◆ Written task ◆
Produce an exact copy of all the records.

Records
------------------------------

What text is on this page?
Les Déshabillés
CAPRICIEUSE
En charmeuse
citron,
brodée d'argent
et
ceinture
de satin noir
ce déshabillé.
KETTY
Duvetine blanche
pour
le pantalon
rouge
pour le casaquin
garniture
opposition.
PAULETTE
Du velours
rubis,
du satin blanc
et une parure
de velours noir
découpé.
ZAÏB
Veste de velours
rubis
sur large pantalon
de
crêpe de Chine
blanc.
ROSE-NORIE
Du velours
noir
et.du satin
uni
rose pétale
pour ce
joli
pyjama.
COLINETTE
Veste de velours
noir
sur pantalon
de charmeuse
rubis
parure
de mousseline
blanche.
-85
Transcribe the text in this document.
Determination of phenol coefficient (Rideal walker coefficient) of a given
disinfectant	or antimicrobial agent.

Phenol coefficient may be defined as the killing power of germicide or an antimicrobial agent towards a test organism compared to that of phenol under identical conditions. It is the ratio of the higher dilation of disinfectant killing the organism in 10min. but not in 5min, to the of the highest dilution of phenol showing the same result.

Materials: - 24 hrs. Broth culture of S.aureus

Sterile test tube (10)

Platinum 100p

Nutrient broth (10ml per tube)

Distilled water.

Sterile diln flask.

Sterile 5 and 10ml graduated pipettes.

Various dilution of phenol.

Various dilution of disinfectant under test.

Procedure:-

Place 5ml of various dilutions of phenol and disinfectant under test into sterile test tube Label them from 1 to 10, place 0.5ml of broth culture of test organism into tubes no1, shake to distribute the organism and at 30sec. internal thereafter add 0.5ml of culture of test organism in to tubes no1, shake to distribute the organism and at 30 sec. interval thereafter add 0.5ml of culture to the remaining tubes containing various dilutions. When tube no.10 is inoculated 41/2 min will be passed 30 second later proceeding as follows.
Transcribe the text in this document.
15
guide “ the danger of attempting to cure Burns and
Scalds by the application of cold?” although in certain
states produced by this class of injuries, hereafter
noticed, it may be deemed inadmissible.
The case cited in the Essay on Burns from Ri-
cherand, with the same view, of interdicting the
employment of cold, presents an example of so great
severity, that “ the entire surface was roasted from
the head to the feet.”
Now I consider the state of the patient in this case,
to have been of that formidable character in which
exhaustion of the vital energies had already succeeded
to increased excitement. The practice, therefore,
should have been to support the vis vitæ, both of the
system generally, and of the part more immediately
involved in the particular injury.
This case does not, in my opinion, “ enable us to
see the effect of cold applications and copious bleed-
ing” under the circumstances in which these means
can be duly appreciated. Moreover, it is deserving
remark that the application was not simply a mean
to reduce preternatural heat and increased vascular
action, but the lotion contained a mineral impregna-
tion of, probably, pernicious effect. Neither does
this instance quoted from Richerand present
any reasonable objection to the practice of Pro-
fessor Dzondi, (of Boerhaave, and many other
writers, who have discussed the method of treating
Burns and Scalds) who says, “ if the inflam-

------------------------------

◆ Answer to the exercise ◆
What text is on this page?
Les Déshabillés
CAPRICIEUSE
En charmeuse
citron,
brodée d'argent
et
ceinture
de satin noir
ce déshabillé.
KETTY
Duvetine blanche
pour
le pantalon
rouge
pour le casaquin
garniture
opposition.
PAULETTE
Du velours
rubis,
du satin blanc
et une parure
de velours noir
découpé.
ZAÏB
Veste de velours
rubis
sur large pantalon
de
crêpe de Chine
blanc.
ROSE-NORIE
Du velours
noir
et.du satin
uni
rose pétale
pour ce
joli
pyjama.
COLINETTE
Veste de velours
noir
sur pantalon
de charmeuse
rubis
parure
de mousseline
blanche.
-85
Transcribe the text in this document.
Determination of phenol coefficient (Rideal walker coefficient) of a given
disinfectant	or antimicrobial agent.

Phenol coefficient may be defined as the killing power of germicide or an antimicrobial agent towards a test organism compared to that of phenol under identical conditions. It is the ratio of the higher dilation of disinfectant killing the organism in 10min. but not in 5min, to the of the highest dilution of phenol showing the same result.

Materials: - 24 hrs. Broth culture of S.aureus

Sterile test tube (10)

Platinum 100p

Nutrient broth (10ml per tube)

Distilled water.

Sterile diln flask.

Sterile 5 and 10ml graduated pipettes.

Various dilution of phenol.

Various dilution of disinfectant under test.

Procedure:-

Place 5ml of various dilutions of phenol and disinfectant under test into sterile test tube Label them from 1 to 10, place 0.5ml of broth culture of test organism into tubes no1, shake to distribute the organism and at 30sec. internal thereafter add 0.5ml of culture of test organism in to tubes no1, shake to distribute the organism and at 30 sec. interval thereafter add 0.5ml of culture to the remaining tubes containing various dilutions. When tube no.10 is inoculated 41/2 min will be passed 30 second later proceeding as follows.
Transcribe the text in this document.
15
guide “ the danger of attempting to cure Burns and
Scalds by the application of cold?” although in certain
states produced by this class of injuries, hereafter
noticed, it may be deemed inadmissible.
The case cited in the Essay on Burns from Ri-
cherand, with the same view, of interdicting the
employment of cold, presents an example of so great
severity, that “ the entire surface was roasted from
the head to the feet.”
Now I consider the state of the patient in this case,
to have been of that formidable character in which
exhaustion of the vital energies had already succeeded
to increased excitement. The practice, therefore,
should have been to support the vis vitæ, both of the
system generally, and of the part more immediately
involved in the particular injury.
This case does not, in my opinion, “ enable us to
see the effect of cold applications and copious bleed-
ing” under the circumstances in which these means
can be duly appreciated. Moreover, it is deserving
remark that the application was not simply a mean
to reduce preternatural heat and increased vascular
action, but the lotion contained a mineral impregna-
tion of, probably, pernicious effect. Neither does
this instance quoted from Richerand present
any reasonable objection to the practice of Pro-
fessor Dzondi, (of Boerhaave, and many other
writers, who have discussed the method of treating
Burns and Scalds) who says, “ if the inflam-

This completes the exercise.